Records excerpted from a collection:

[Start]

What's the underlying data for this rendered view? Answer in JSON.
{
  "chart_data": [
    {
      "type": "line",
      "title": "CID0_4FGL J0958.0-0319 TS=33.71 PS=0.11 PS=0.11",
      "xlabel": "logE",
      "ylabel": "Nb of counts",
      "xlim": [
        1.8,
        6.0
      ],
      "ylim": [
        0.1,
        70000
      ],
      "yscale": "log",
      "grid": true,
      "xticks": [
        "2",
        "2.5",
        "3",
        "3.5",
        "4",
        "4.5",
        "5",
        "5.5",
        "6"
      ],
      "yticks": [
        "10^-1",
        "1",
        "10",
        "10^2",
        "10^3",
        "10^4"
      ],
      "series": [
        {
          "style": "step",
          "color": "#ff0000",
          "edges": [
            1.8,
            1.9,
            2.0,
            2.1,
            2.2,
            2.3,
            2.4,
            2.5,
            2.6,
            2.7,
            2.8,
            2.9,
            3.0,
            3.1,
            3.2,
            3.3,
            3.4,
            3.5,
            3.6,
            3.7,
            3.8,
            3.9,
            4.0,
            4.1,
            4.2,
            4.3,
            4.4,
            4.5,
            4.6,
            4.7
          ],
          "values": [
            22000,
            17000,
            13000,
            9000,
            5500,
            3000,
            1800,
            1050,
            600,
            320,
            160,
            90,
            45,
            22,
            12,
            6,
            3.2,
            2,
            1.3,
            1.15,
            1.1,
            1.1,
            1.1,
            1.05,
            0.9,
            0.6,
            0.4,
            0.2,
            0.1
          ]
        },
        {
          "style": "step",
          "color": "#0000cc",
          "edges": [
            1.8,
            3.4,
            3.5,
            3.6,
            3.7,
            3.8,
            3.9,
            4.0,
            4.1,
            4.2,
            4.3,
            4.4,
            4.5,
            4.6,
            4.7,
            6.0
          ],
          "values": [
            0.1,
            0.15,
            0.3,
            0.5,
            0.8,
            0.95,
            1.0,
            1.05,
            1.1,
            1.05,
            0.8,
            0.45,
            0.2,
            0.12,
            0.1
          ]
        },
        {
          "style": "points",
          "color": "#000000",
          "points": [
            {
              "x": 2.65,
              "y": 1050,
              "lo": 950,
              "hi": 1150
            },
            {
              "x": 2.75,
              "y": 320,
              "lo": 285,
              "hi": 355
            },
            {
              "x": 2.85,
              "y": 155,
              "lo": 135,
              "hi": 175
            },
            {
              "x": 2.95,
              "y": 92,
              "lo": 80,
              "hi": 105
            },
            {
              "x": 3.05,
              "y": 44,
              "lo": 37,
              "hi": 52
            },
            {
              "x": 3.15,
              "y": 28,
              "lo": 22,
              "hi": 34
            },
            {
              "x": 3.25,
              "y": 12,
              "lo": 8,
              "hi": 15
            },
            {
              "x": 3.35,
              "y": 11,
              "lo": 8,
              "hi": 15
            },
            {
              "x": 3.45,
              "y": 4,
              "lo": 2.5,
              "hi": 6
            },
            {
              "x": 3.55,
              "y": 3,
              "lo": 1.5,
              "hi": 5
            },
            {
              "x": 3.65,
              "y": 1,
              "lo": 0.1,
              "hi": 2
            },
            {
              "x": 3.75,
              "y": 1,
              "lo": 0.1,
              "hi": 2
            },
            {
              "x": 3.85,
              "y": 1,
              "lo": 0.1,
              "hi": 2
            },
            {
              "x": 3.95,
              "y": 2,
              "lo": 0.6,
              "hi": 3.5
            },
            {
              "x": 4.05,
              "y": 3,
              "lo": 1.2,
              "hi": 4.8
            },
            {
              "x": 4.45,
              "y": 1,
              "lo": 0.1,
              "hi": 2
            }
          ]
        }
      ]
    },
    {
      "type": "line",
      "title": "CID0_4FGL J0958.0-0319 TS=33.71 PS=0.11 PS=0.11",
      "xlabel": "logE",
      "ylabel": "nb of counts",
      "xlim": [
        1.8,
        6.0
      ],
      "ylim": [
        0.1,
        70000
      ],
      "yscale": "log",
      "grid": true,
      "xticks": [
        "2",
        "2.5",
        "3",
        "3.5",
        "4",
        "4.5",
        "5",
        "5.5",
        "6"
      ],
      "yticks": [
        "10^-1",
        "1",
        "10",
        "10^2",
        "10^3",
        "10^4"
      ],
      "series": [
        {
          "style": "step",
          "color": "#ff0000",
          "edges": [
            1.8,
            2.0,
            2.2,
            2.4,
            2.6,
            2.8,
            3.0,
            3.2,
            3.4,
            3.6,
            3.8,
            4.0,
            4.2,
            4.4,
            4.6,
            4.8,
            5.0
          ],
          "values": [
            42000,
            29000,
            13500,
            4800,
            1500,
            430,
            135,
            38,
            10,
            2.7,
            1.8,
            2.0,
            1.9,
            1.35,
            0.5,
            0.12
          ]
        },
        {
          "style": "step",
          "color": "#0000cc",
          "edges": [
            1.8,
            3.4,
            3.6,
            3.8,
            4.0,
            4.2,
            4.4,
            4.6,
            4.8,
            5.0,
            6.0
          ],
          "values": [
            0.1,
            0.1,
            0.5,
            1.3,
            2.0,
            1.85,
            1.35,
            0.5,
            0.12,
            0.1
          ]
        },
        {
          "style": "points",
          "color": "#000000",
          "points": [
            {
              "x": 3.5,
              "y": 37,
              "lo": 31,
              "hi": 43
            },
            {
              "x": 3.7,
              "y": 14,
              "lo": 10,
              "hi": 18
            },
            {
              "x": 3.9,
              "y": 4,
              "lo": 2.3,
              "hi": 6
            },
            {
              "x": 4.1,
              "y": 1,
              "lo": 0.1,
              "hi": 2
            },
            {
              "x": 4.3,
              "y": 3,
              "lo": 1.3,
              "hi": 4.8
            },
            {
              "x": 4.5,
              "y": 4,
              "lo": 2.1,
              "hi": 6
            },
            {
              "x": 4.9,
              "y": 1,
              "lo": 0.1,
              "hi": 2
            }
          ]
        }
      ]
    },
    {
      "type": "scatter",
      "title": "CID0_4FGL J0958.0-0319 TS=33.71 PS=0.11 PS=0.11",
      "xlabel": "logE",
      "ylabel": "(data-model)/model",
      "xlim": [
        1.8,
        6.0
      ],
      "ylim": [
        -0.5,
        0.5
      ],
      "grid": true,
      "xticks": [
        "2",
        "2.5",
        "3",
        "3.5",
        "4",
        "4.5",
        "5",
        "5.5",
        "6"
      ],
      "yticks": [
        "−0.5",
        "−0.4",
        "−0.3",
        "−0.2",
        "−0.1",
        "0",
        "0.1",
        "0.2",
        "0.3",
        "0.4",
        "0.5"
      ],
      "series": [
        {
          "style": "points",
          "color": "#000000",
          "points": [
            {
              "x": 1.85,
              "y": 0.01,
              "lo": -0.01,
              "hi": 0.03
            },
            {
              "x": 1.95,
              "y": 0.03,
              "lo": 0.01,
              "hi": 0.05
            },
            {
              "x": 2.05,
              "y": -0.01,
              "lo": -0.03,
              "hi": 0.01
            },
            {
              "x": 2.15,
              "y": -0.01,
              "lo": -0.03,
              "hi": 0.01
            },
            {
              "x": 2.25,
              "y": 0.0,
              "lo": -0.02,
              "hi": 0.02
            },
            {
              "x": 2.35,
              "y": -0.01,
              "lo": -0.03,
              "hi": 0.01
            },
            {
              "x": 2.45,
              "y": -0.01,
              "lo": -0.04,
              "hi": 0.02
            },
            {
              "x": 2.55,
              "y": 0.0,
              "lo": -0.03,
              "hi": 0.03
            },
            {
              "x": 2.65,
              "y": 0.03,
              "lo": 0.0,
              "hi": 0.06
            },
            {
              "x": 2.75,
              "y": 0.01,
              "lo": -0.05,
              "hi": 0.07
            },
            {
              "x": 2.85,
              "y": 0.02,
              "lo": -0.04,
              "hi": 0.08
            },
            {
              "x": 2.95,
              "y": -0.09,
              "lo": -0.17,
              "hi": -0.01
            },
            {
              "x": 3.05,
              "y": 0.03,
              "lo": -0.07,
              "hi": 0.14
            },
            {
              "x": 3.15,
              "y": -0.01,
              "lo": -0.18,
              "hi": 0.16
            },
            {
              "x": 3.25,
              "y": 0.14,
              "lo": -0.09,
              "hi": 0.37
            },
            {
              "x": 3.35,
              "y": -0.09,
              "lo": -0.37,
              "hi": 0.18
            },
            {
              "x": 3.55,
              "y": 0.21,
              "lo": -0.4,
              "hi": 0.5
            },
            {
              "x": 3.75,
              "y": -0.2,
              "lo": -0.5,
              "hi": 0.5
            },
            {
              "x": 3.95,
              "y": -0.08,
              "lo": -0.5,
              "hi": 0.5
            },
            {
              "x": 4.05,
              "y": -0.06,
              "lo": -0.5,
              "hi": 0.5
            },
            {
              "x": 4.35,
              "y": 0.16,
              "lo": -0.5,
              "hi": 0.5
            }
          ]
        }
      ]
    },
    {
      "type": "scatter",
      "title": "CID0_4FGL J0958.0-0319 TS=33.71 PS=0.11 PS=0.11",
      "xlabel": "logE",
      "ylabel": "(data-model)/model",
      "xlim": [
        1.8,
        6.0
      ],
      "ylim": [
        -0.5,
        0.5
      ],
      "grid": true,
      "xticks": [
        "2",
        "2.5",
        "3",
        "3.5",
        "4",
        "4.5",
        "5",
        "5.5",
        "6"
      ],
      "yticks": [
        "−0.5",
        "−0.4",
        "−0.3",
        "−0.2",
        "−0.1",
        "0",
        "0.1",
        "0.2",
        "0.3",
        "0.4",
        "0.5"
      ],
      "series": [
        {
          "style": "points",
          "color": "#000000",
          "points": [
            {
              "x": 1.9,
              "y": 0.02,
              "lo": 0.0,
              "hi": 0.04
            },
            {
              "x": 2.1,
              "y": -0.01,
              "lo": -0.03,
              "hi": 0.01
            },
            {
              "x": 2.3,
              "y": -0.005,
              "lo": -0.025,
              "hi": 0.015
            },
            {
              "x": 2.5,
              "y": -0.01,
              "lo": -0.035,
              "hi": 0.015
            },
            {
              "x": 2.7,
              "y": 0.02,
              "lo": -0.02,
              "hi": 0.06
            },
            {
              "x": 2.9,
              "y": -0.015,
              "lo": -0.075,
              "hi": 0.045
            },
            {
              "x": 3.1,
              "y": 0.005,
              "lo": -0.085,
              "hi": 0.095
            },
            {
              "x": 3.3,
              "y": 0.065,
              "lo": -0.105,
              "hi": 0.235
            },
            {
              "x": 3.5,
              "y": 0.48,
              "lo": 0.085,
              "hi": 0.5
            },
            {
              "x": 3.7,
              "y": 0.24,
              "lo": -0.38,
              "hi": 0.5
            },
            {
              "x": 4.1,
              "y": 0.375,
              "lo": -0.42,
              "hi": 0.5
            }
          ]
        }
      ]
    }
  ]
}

[End]

Aim: Your answer should be a single number: how many lines of the material contain the word "ylabel".

Output below: 4